Sort through the data and copy the lines holding the word "Sarpatwar".
★ ★ ★ ★
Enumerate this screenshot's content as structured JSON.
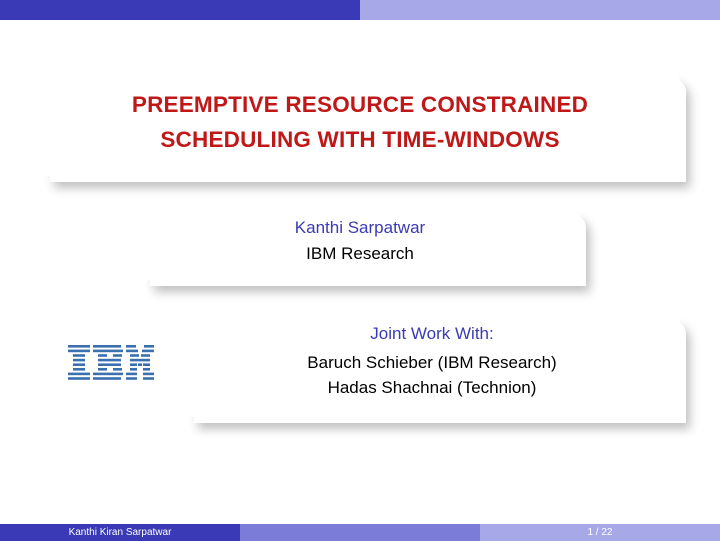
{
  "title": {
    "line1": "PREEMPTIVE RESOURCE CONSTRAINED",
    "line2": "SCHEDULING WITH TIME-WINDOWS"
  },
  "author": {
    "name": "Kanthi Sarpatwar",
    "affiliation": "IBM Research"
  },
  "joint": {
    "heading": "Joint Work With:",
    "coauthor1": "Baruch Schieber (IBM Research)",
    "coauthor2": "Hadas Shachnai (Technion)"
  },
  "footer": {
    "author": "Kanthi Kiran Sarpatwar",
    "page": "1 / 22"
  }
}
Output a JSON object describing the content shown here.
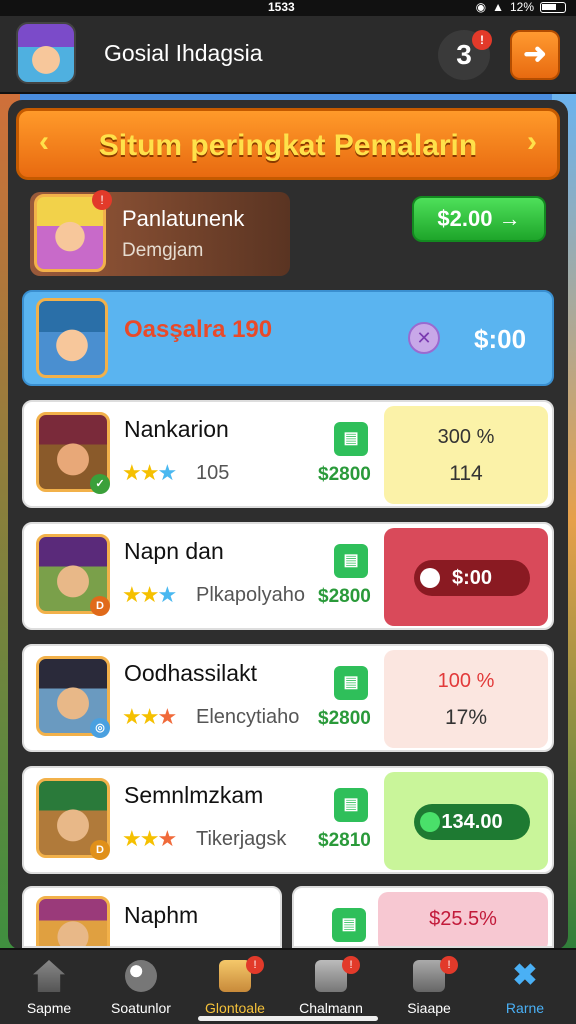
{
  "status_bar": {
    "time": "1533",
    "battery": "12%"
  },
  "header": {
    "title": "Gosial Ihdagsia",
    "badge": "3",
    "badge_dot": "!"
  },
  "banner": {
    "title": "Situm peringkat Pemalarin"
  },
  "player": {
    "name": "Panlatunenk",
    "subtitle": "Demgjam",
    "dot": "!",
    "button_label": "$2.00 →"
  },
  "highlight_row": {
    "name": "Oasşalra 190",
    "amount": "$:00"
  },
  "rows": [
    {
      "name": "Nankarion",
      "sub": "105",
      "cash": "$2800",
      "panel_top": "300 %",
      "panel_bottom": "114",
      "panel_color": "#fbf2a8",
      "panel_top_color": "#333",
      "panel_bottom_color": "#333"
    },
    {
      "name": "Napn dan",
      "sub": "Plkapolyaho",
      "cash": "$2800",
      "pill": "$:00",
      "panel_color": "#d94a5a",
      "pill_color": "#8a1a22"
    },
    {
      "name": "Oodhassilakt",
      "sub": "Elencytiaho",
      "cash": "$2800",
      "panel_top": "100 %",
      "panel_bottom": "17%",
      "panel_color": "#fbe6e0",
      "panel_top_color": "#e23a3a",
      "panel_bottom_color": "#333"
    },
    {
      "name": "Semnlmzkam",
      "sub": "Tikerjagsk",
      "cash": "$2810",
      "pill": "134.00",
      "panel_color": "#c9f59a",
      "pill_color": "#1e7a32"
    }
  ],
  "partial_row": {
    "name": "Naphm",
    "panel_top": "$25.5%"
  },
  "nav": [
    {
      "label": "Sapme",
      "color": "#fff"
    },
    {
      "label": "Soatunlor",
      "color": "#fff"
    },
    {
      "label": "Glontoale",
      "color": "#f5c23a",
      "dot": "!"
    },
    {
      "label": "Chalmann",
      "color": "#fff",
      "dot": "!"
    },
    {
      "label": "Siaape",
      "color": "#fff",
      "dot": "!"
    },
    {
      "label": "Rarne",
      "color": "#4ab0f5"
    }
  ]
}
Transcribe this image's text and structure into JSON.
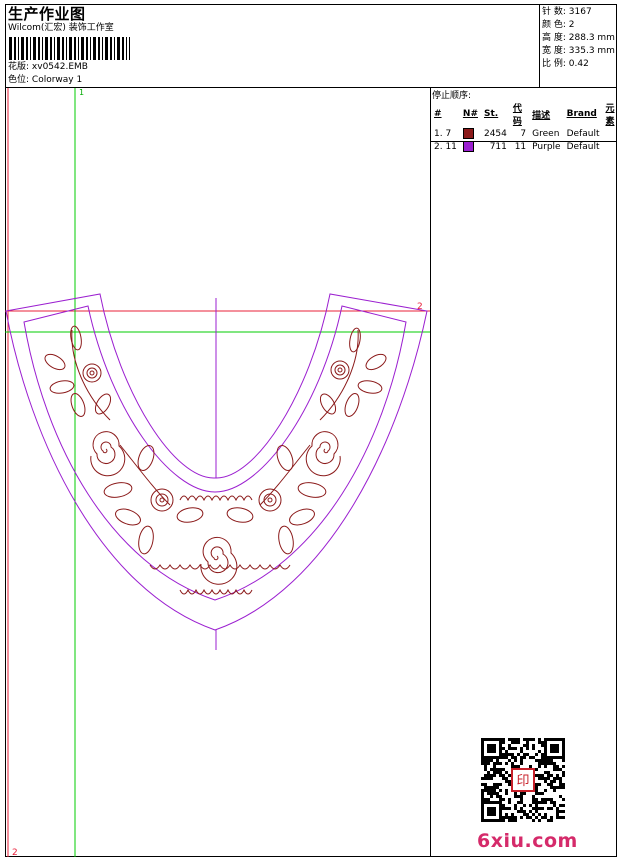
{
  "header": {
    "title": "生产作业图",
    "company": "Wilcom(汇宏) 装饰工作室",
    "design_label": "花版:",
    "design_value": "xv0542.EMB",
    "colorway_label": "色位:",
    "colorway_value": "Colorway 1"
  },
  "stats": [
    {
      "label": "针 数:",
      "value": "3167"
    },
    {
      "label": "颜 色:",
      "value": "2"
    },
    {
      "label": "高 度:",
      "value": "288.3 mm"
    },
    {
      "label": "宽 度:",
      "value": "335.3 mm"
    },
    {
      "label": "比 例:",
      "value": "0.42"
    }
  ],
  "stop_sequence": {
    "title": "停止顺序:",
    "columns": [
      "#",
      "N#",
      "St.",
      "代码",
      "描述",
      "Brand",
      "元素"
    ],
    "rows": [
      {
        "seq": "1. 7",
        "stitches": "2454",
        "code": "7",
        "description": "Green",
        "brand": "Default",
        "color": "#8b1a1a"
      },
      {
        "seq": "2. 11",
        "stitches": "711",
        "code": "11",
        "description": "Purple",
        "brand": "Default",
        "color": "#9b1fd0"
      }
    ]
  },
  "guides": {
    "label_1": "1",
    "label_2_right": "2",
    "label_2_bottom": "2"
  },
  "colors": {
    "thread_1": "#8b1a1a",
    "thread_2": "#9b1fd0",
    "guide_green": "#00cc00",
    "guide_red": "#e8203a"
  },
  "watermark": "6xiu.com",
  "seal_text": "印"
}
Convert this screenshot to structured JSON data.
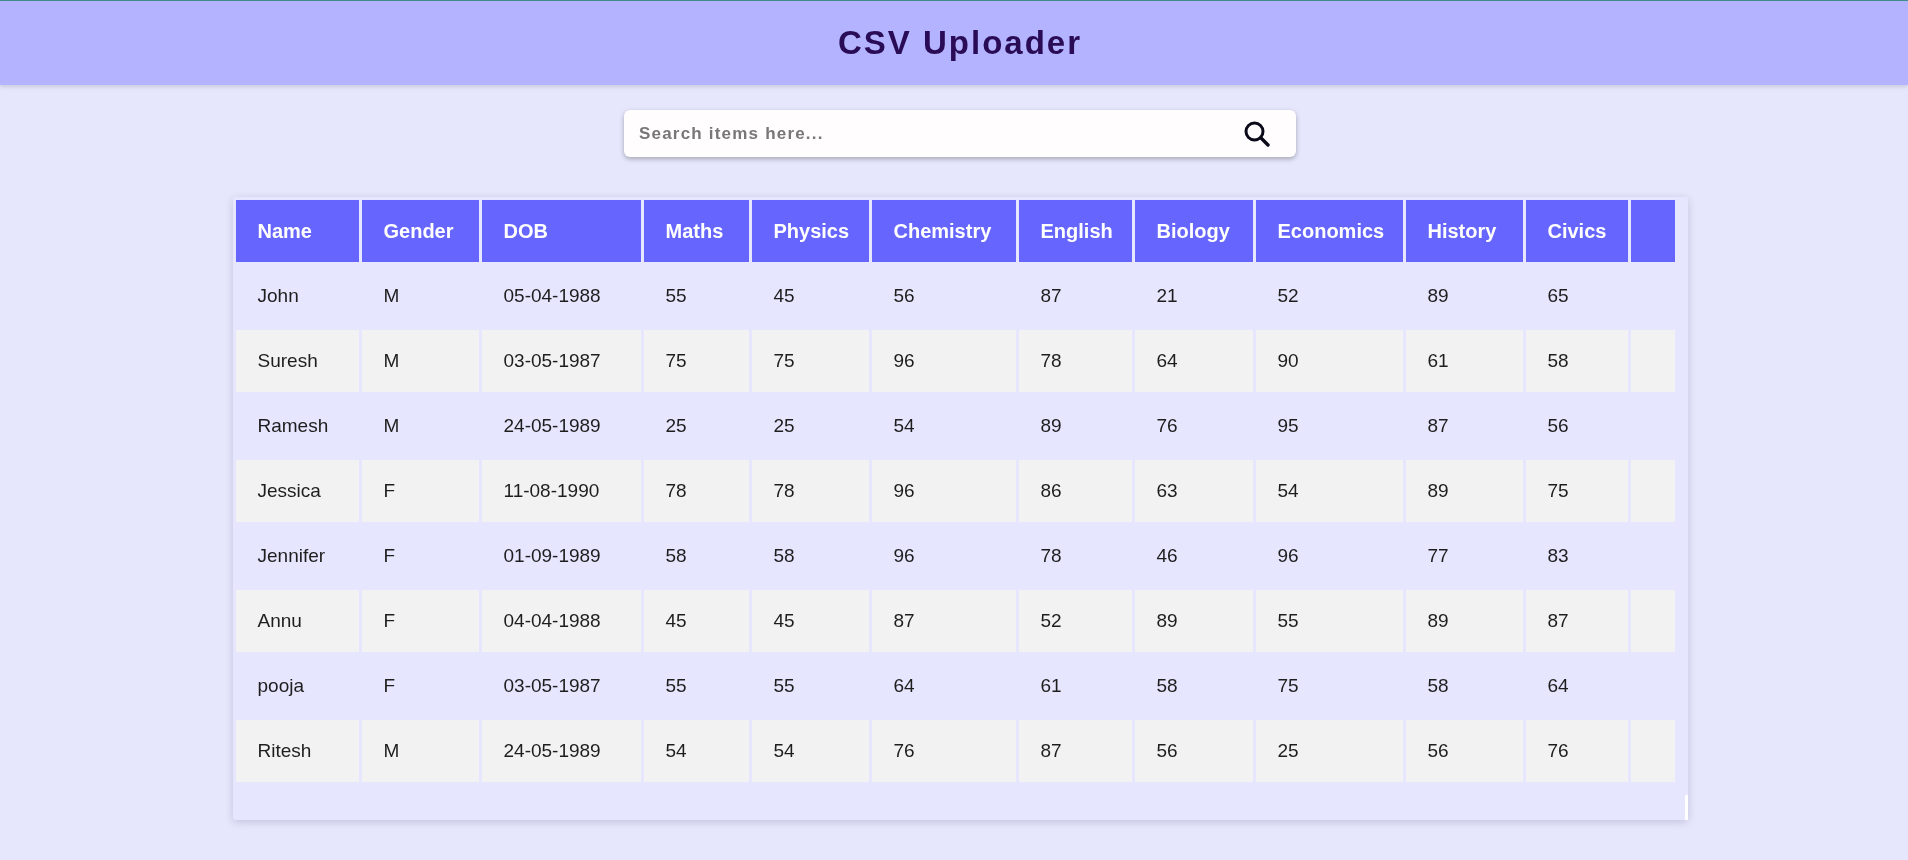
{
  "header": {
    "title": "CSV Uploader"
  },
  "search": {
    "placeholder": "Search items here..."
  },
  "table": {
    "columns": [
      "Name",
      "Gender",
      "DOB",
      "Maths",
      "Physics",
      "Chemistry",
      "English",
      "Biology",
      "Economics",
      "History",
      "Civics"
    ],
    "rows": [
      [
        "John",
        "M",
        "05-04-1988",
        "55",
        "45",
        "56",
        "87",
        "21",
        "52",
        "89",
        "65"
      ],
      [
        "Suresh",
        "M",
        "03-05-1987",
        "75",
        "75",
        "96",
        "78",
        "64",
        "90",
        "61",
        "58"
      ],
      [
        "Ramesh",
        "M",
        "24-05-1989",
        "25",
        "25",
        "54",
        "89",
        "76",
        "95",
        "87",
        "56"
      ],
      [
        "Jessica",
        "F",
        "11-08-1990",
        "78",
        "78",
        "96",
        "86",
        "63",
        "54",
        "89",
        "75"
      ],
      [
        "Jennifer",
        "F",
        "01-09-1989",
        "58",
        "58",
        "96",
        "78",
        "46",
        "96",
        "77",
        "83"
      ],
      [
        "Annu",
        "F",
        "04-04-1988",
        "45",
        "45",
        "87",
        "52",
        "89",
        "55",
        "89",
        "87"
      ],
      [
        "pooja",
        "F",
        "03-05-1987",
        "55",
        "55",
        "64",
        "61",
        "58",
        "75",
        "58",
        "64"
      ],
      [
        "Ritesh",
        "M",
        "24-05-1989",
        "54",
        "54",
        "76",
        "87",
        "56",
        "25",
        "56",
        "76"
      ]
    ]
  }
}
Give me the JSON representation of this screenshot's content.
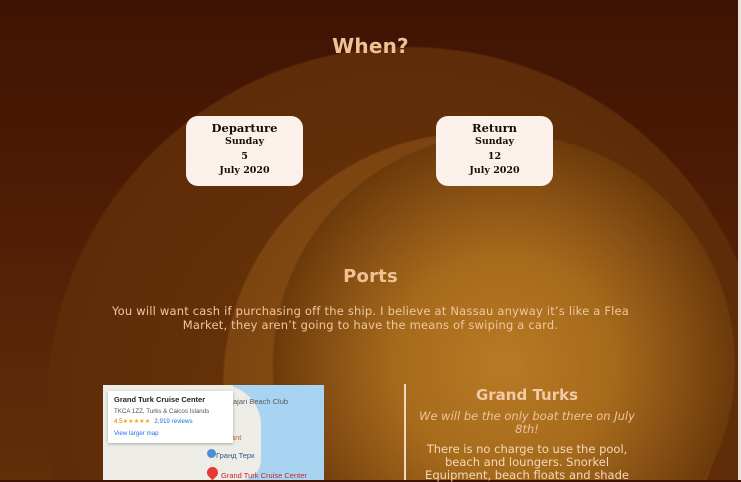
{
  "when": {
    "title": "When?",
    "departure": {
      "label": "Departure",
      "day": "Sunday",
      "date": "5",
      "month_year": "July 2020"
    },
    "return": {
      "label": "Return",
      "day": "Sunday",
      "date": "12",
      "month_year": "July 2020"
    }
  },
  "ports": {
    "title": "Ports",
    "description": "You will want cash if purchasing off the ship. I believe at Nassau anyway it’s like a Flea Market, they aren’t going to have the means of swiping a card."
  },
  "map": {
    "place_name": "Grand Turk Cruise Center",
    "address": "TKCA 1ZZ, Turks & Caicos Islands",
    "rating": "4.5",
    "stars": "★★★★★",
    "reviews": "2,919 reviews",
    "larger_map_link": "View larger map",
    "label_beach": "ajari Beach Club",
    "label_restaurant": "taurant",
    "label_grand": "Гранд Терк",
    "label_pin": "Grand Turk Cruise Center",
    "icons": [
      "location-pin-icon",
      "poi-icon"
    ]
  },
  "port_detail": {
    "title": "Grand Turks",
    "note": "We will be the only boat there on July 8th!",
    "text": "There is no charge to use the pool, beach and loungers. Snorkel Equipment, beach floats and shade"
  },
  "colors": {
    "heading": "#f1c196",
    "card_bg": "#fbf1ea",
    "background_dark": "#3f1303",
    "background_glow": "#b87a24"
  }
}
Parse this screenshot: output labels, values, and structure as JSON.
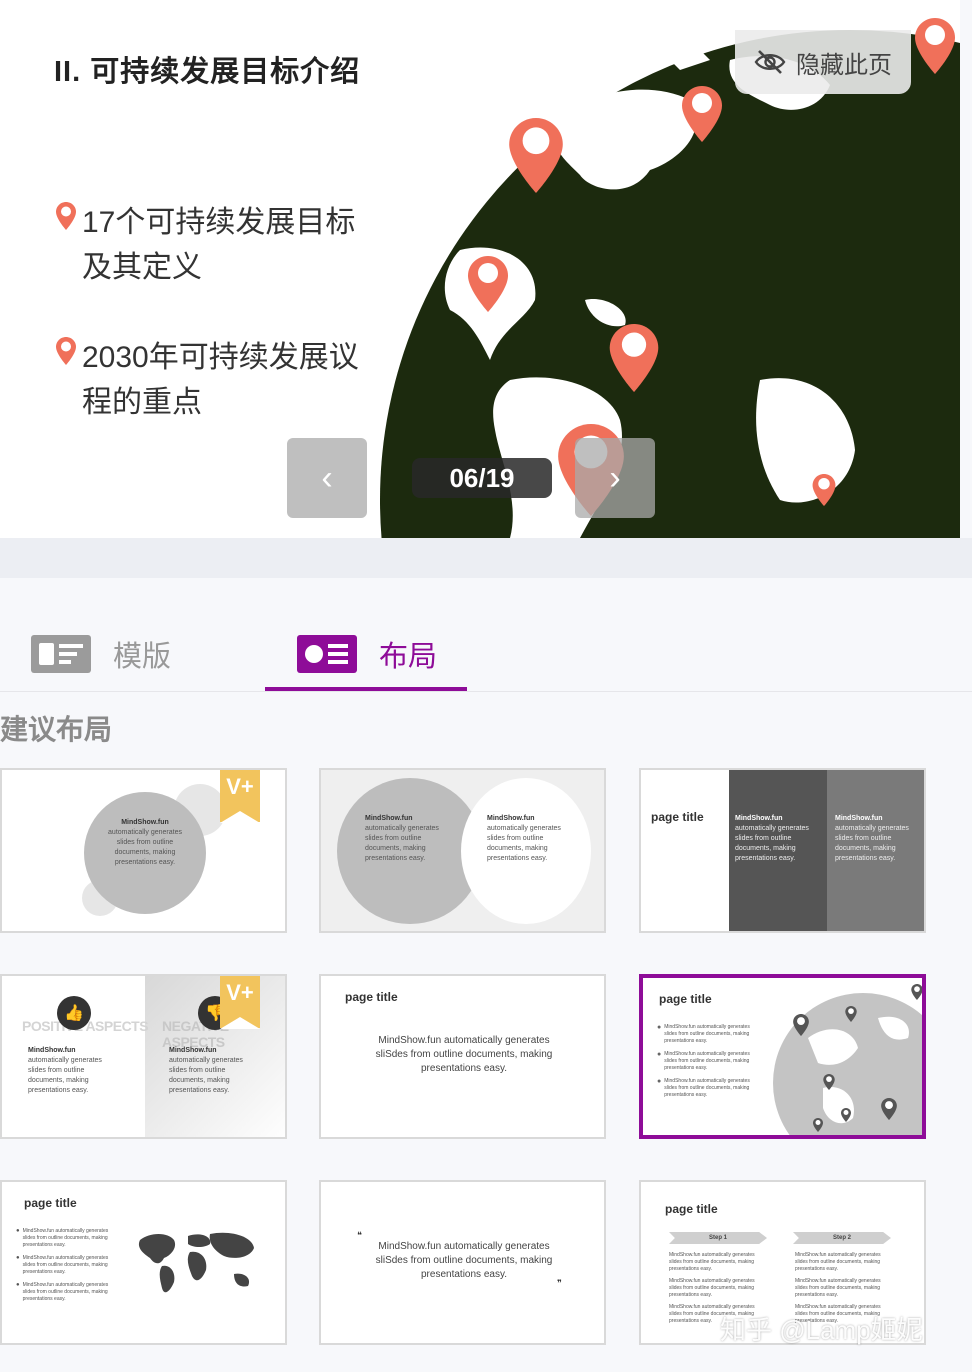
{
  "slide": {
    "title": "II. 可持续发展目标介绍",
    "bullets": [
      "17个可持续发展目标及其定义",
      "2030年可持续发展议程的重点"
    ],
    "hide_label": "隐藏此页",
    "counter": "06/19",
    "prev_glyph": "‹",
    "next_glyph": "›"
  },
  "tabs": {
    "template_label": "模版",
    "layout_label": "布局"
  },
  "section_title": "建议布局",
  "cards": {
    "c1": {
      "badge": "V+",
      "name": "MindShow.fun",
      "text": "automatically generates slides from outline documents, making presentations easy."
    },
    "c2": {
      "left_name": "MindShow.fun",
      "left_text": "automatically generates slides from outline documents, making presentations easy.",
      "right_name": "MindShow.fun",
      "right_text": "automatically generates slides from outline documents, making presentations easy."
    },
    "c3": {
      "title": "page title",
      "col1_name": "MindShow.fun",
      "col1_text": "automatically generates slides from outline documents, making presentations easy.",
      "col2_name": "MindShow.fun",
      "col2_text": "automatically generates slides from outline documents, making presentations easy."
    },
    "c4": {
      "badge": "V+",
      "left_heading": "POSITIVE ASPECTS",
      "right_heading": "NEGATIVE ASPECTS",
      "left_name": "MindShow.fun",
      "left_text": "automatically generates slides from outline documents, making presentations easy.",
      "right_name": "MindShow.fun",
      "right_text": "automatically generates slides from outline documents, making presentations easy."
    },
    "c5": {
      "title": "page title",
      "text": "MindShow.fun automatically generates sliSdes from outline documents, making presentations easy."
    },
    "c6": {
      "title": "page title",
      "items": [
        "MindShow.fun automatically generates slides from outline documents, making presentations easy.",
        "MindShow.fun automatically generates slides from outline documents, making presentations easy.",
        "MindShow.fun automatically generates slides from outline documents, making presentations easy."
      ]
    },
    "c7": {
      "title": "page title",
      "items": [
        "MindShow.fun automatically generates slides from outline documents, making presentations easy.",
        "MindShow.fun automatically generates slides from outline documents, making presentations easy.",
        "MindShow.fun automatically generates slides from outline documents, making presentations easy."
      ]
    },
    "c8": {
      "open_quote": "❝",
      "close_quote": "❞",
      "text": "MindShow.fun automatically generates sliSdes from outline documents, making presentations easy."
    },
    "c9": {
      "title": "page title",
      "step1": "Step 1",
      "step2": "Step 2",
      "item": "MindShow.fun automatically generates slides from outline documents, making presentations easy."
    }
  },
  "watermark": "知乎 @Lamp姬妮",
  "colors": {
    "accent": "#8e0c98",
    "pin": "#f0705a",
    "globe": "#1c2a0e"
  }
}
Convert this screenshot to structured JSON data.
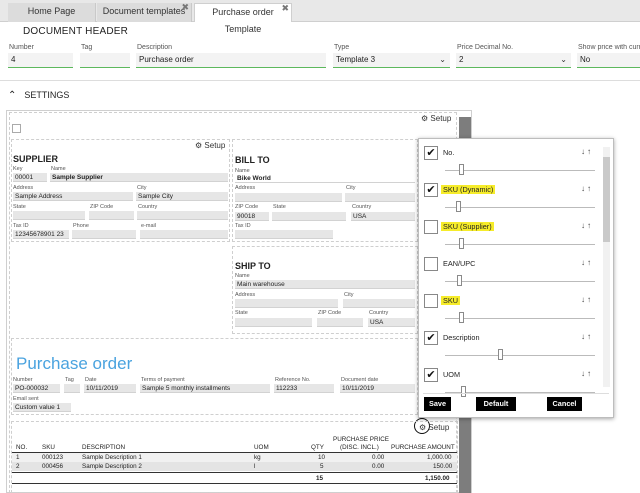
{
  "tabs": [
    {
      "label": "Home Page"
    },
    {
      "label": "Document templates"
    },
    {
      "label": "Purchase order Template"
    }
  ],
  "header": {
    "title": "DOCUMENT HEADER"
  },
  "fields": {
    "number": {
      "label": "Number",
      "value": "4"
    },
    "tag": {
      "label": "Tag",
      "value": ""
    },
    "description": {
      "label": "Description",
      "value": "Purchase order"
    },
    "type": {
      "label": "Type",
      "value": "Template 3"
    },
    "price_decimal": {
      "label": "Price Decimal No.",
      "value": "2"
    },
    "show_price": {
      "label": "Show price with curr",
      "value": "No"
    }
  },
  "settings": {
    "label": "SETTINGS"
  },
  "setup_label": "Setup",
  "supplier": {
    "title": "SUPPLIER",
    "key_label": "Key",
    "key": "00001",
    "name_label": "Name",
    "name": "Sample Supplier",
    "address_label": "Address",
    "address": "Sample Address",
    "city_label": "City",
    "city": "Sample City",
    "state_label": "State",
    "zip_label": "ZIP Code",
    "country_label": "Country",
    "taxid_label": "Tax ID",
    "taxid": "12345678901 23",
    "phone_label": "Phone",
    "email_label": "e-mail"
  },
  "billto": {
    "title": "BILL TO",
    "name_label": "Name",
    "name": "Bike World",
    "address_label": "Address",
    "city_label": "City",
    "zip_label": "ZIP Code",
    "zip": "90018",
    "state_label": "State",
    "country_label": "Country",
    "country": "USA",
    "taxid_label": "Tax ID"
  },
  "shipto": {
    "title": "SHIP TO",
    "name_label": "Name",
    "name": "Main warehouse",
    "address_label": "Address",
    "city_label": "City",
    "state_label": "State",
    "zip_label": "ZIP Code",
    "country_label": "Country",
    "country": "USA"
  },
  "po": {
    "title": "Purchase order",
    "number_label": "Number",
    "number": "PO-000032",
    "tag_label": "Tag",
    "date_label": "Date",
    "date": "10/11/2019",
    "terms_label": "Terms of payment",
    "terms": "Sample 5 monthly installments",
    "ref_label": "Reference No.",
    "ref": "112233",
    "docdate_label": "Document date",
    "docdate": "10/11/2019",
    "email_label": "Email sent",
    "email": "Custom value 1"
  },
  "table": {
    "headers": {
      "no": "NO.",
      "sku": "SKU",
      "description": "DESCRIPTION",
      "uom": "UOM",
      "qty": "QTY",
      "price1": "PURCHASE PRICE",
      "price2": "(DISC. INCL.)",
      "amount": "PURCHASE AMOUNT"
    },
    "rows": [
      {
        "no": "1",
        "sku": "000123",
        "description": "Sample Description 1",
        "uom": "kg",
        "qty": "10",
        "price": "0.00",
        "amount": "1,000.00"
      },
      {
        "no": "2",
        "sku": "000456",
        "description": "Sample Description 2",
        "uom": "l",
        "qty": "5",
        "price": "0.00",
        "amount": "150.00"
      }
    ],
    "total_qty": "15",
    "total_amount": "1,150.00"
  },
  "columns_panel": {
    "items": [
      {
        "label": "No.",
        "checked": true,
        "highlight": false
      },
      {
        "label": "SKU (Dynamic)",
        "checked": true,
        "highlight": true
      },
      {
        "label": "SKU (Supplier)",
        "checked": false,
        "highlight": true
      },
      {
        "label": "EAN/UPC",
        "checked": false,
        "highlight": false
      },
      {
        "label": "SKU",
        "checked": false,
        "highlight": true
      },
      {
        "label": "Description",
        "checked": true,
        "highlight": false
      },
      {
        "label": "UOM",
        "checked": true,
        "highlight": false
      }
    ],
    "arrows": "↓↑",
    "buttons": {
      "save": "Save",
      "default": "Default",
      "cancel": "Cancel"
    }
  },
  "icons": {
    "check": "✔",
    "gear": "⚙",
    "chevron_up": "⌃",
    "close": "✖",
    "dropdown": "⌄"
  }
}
★ ★ ★ ★
▶ Answer in full
    "name": "Kanthi Sarpatwar",
    "author": "Kanthi Kiran Sarpatwar",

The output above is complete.